(What you are asked to do): Your task is to count the lines of the entries below that include the word "name" and to give only the resulting number.

....................

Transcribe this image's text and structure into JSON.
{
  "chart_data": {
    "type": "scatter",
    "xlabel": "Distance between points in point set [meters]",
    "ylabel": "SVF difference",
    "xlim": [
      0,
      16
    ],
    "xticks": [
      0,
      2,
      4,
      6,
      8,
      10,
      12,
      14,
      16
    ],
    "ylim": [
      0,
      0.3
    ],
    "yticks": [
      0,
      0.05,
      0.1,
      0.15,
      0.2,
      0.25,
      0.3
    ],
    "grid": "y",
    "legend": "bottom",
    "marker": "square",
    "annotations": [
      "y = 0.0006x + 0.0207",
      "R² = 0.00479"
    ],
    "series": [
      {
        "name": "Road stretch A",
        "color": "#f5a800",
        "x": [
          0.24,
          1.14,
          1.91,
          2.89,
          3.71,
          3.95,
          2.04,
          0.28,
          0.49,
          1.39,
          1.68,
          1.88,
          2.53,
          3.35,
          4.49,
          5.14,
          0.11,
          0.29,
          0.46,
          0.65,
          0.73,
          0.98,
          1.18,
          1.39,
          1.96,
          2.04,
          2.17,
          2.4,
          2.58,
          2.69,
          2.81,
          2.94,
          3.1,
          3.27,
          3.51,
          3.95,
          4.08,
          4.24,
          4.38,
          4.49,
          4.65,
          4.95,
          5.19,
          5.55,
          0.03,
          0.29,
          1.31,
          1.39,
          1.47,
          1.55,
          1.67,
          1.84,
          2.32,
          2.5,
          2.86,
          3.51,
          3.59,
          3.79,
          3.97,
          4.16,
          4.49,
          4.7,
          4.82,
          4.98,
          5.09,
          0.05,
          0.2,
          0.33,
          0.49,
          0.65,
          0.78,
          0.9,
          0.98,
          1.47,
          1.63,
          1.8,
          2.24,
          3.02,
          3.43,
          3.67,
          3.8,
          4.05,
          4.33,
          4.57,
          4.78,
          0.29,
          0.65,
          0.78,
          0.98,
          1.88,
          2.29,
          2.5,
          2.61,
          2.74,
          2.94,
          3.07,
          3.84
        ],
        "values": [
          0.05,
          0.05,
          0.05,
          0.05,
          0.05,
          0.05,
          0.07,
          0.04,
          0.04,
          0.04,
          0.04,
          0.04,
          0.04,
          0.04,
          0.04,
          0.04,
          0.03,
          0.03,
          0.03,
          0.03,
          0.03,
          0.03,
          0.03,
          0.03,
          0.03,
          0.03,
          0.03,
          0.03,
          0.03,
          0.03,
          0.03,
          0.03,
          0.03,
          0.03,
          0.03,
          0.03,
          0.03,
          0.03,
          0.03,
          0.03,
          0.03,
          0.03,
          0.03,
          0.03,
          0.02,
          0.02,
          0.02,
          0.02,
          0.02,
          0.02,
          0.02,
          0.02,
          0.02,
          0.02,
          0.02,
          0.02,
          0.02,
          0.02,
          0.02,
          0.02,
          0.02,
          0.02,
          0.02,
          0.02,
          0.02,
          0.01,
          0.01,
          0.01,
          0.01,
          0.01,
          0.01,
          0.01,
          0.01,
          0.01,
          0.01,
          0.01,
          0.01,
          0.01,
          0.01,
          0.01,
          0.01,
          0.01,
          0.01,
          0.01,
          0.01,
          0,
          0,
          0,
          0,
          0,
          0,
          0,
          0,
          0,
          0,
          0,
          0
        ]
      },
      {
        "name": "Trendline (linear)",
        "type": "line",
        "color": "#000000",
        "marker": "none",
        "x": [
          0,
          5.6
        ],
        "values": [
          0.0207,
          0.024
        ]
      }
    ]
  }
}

....................

(Exercise solution): 2